-- SET PROBLEM 1 --
Copy out the lines of the listing exactly as they appear, from the line holding "svg-text:0.0: 0.0 [257,228,269,238]" through the line holding "svg-text:-2.0: -2.0 [242,394,256,404]", with both of those lines included.

-- PROVIDED TEXT --

::::

William Wallace Smith ( – ) was a grandson of Joseph Smith Jr. and Prophet-President of the Reorganized Church of Jesus Christ of Latter Day Saints (now known as Community of Christ), from October 6, 1958, to April 5, 1978, when he retired to "emeritus" status.

Biography
W. Wallace Smith was born in Lamoni, Iowa, on November 18, 1900, to Joseph Smith III and his third wife Ada R. Clark.  Smith graduated from the University of Missouri in 1924. He entered the ministry of the RLDS Church in 1928 and was ordained an apostle and joined the Council of Twelve Apostles on April 7, 1947, after the honorable release of John W. Rushton.  On April 2, 1950, Smith was called as counselor to Israel A. Smith, his half brother, in the First Presidency, and was replaced in the Quorum of the Twelve by Donald O. Chesworth. Smith died in Independence, Missouri on August 4, 1989.

President of the Church

Smith was the third of his father's sons to succeed to the presidency of the church, assuming the presidency after the deaths of his brothers Frederick M. Smith and Israel A. Smith.

::::

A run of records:

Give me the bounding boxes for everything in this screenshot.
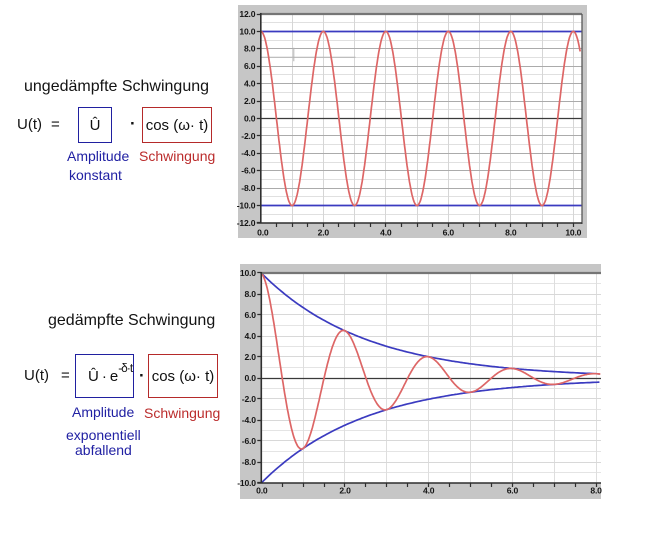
svg-text:0.0: 0.0 [257,228,269,238]
svg-text:2.0: 2.0 [244,96,256,106]
svg-text:12.0: 12.0 [239,9,255,19]
svg-text:-6.0: -6.0 [241,166,255,176]
svg-text:8.0: 8.0 [244,289,256,299]
svg-text:10.0: 10.0 [565,228,581,238]
svg-text:2.0: 2.0 [318,228,330,238]
svg-text:2.0: 2.0 [339,485,351,495]
svg-text:-10.0: -10.0 [237,478,256,488]
svg-text:-2.0: -2.0 [242,394,256,404]
svg-text:6.0: 6.0 [244,310,256,320]
svg-text:0.0: 0.0 [244,113,256,123]
svg-text:6.0: 6.0 [507,485,519,495]
svg-text:6.0: 6.0 [244,61,256,71]
svg-text:-6.0: -6.0 [242,436,256,446]
svg-text:0.0: 0.0 [256,485,268,495]
svg-text:6.0: 6.0 [443,228,455,238]
svg-text:4.0: 4.0 [244,331,256,341]
svg-text:8.0: 8.0 [590,485,602,495]
svg-text:10.0: 10.0 [240,268,256,278]
svg-text:10.0: 10.0 [239,26,255,36]
svg-text:-12.0: -12.0 [237,218,256,228]
svg-text:-10.0: -10.0 [237,201,256,211]
svg-text:2.0: 2.0 [244,352,256,362]
svg-text:-8.0: -8.0 [241,183,255,193]
svg-text:-2.0: -2.0 [241,131,255,141]
svg-text:8.0: 8.0 [505,228,517,238]
svg-text:4.0: 4.0 [244,79,256,89]
svg-text:4.0: 4.0 [423,485,435,495]
svg-text:-4.0: -4.0 [241,148,255,158]
svg-text:8.0: 8.0 [244,44,256,54]
svg-text:-4.0: -4.0 [242,415,256,425]
svg-text:0.0: 0.0 [244,373,256,383]
svg-text:4.0: 4.0 [380,228,392,238]
svg-text:-8.0: -8.0 [242,457,256,467]
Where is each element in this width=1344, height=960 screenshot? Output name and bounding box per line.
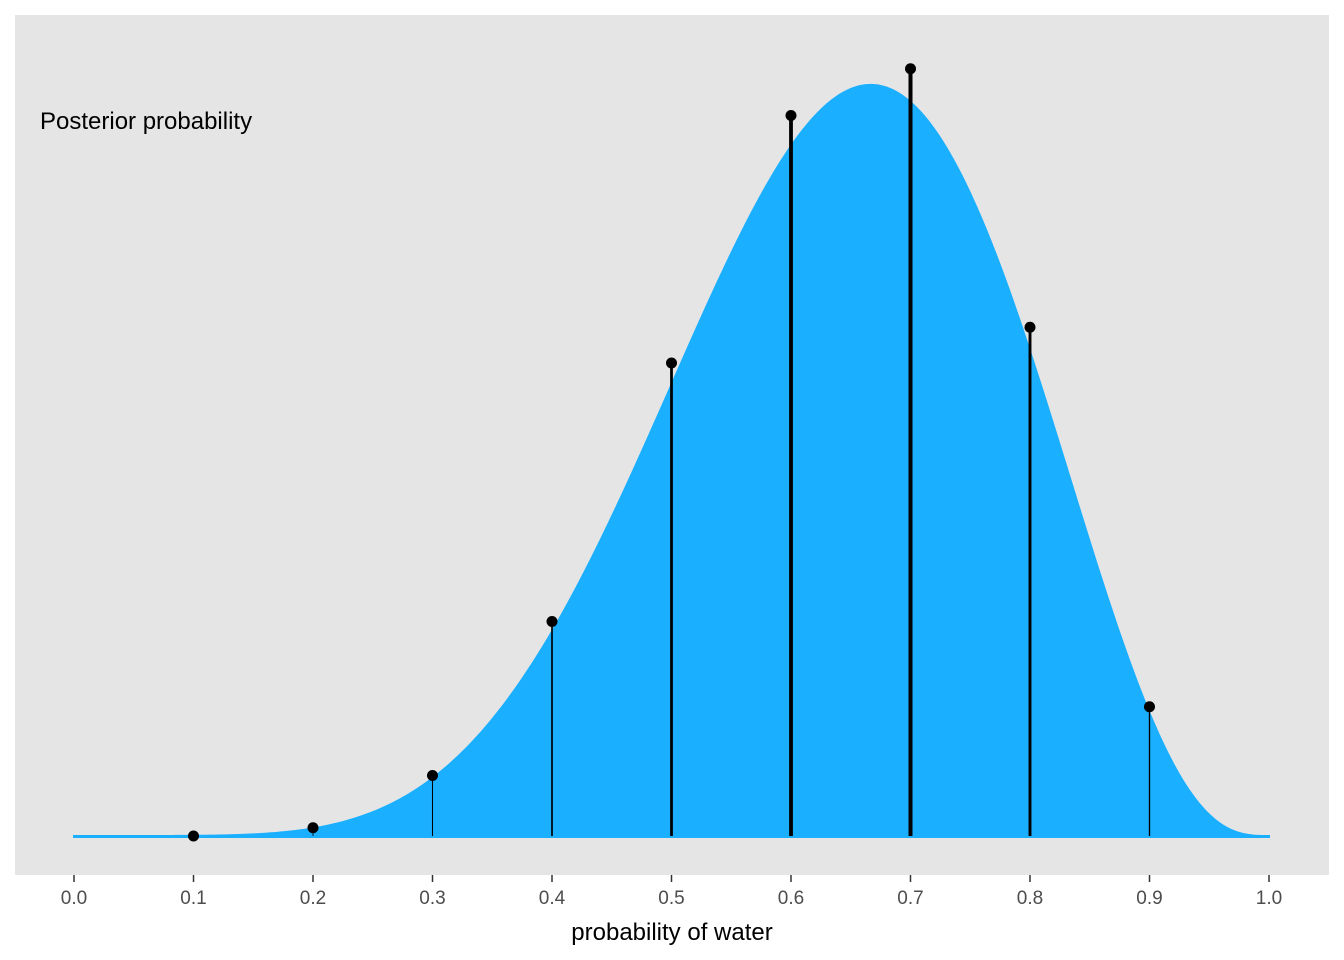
data-point <box>1144 701 1155 713</box>
x-tick-label: 1.0 <box>1256 888 1282 909</box>
data-point <box>905 63 916 75</box>
x-tick-label: 0.1 <box>180 888 206 909</box>
stem-layer <box>312 68 1151 836</box>
x-tick-label: 0.3 <box>419 888 445 909</box>
x-tick-label: 0.2 <box>300 888 326 909</box>
posterior-annotation: Posterior probability <box>40 108 252 135</box>
x-tick-label: 0.9 <box>1136 888 1162 909</box>
x-axis-title: probability of water <box>571 919 772 946</box>
x-tick-label: 0.0 <box>61 888 87 909</box>
x-tick-label: 0.4 <box>539 888 566 909</box>
x-tick-label: 0.8 <box>1017 888 1043 909</box>
data-point <box>188 830 199 842</box>
x-axis: 0.0 0.1 0.2 0.3 0.4 0.5 0.6 0.7 0.8 0.9 1.0 <box>61 875 1282 909</box>
x-tick-label: 0.6 <box>778 888 804 909</box>
data-point <box>785 110 797 121</box>
data-point <box>666 357 677 369</box>
data-point <box>427 770 438 781</box>
data-point <box>307 822 319 834</box>
x-tick-label: 0.5 <box>658 888 684 909</box>
x-tick-label: 0.7 <box>897 888 923 909</box>
point-layer <box>188 63 1155 842</box>
data-point <box>546 616 558 627</box>
data-point <box>1024 321 1036 333</box>
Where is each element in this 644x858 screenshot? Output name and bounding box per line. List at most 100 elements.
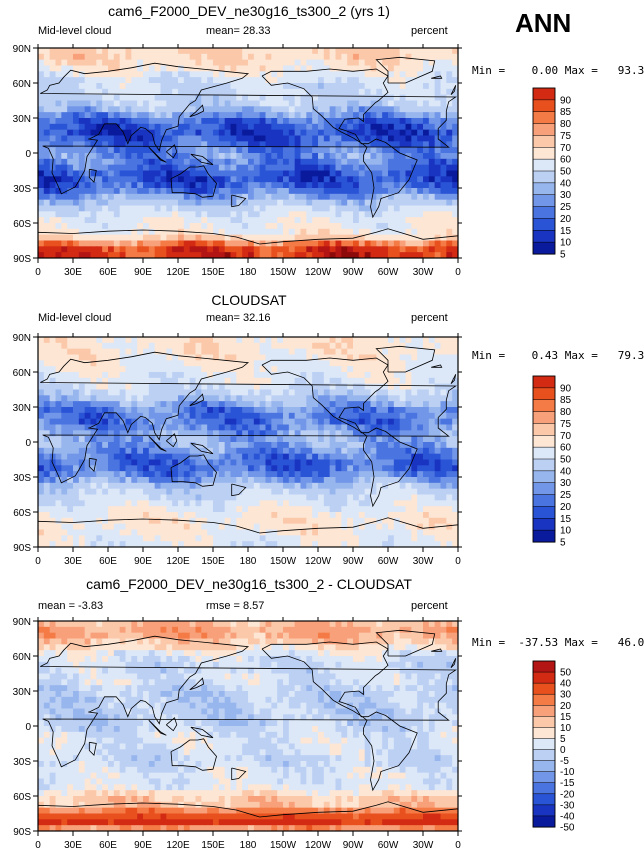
field-cell (49, 372, 57, 379)
field-cell (329, 199, 337, 207)
field-cell (417, 48, 424, 55)
field-cell (96, 240, 103, 247)
field-cell (323, 228, 331, 236)
field-cell (125, 211, 132, 218)
field-cell (183, 48, 191, 55)
field-cell (428, 430, 436, 437)
field-cell (90, 430, 97, 437)
field-cell (428, 135, 436, 142)
field-cell (242, 199, 249, 207)
field-cell (207, 223, 214, 230)
field-cell (358, 141, 366, 148)
field-cell (300, 342, 307, 350)
field-cell (148, 100, 156, 107)
field-cell (428, 240, 436, 247)
field-cell (201, 500, 208, 507)
field-cell (84, 53, 92, 61)
field-cell (137, 193, 144, 201)
field-cell (306, 360, 313, 367)
field-cell (90, 407, 97, 414)
field-cell (90, 372, 97, 379)
field-cell (96, 65, 103, 72)
field-cell (108, 471, 115, 478)
field-cell (323, 337, 331, 344)
field-cell (96, 246, 103, 253)
field-cell (294, 129, 302, 137)
field-cell (271, 153, 278, 160)
field-cell (43, 395, 51, 402)
field-cell (137, 188, 144, 195)
field-cell (288, 170, 296, 177)
field-cell (242, 153, 249, 160)
field-cell (248, 407, 255, 414)
field-cell (259, 141, 267, 148)
field-cell (108, 199, 115, 207)
field-cell (195, 205, 202, 212)
field-cell (213, 223, 220, 230)
field-cell (417, 223, 424, 230)
field-cell (230, 252, 237, 258)
field-cell (341, 372, 348, 379)
field-cell (405, 188, 412, 195)
field-cell (49, 65, 57, 72)
field-cell (306, 240, 313, 247)
field-cell (125, 53, 132, 61)
field-cell (446, 65, 453, 72)
field-cell (207, 482, 214, 490)
field-cell (329, 182, 337, 189)
field-cell (294, 360, 302, 367)
field-cell (102, 252, 109, 258)
field-cell (183, 477, 191, 484)
field-cell (61, 517, 68, 525)
field-cell (102, 106, 109, 113)
field-cell (353, 465, 360, 472)
field-cell (102, 153, 109, 160)
field-cell (113, 123, 121, 131)
field-cell (364, 418, 372, 426)
field-cell (283, 164, 290, 172)
field-cell (452, 223, 458, 230)
field-cell (242, 424, 249, 431)
field-cell (294, 211, 302, 218)
field-cell (90, 447, 97, 455)
field-cell (288, 53, 296, 61)
field-cell (323, 94, 331, 102)
field-cell (434, 94, 442, 102)
field-cell (405, 246, 412, 253)
field-cell (55, 205, 62, 212)
field-cell (224, 488, 232, 496)
field-cell (388, 401, 395, 408)
field-cell (119, 517, 127, 525)
field-cell (113, 389, 121, 396)
field-cell (96, 482, 103, 490)
field-cell (347, 482, 354, 490)
field-cell (312, 228, 319, 236)
field-cell (230, 348, 237, 356)
field-cell (96, 447, 103, 455)
field-cell (434, 205, 442, 212)
field-cell (213, 337, 220, 344)
field-cell (341, 100, 348, 107)
field-cell (417, 477, 424, 484)
field-cell (283, 407, 290, 414)
field-cell (49, 240, 57, 247)
field-cell (119, 170, 127, 177)
field-cell (78, 430, 86, 437)
field-cell (43, 100, 51, 107)
field-cell (440, 147, 447, 154)
field-cell (90, 436, 97, 443)
field-cell (347, 366, 354, 373)
field-cell (119, 412, 127, 420)
field-cell (376, 182, 383, 189)
field-cell (137, 407, 144, 414)
field-cell (207, 176, 214, 183)
field-cell (393, 354, 401, 361)
field-cell (230, 436, 237, 443)
field-cell (160, 436, 167, 443)
field-cell (318, 94, 325, 102)
panel-1: 0 30E 60E 90E 120E 150E 180 150W 120W 90W 60W 30W 09… (13, 44, 572, 278)
field-cell (382, 59, 389, 67)
field-cell (90, 342, 97, 350)
x-tick-label: 150E (201, 267, 225, 278)
field-cell (178, 205, 185, 212)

::::

-- SET PROBLEM 2 --
Answer these questions using the text on William Wallace Smith:
(a) In what town and on what date was he born?
(b) On what date did he retire to "emeritus" status?
(c) Which two of his brothers held the church presidency before him?

-- TASK SOLUTION 1 --
svg-text:0.0: 0.0 [257,228,269,238]
svg-text:2.0: 2.0 [244,96,256,106]
svg-text:12.0: 12.0 [239,9,255,19]
svg-text:-6.0: -6.0 [241,166,255,176]
svg-text:8.0: 8.0 [244,289,256,299]
svg-text:10.0: 10.0 [565,228,581,238]
svg-text:2.0: 2.0 [318,228,330,238]
svg-text:2.0: 2.0 [339,485,351,495]
svg-text:-10.0: -10.0 [237,478,256,488]
svg-text:-2.0: -2.0 [242,394,256,404]

-- TASK SOLUTION 2 --
(a) Lamoni, Iowa, on November 18, 1900
(b) April 5, 1978
(c) Frederick M. Smith and Israel A. Smith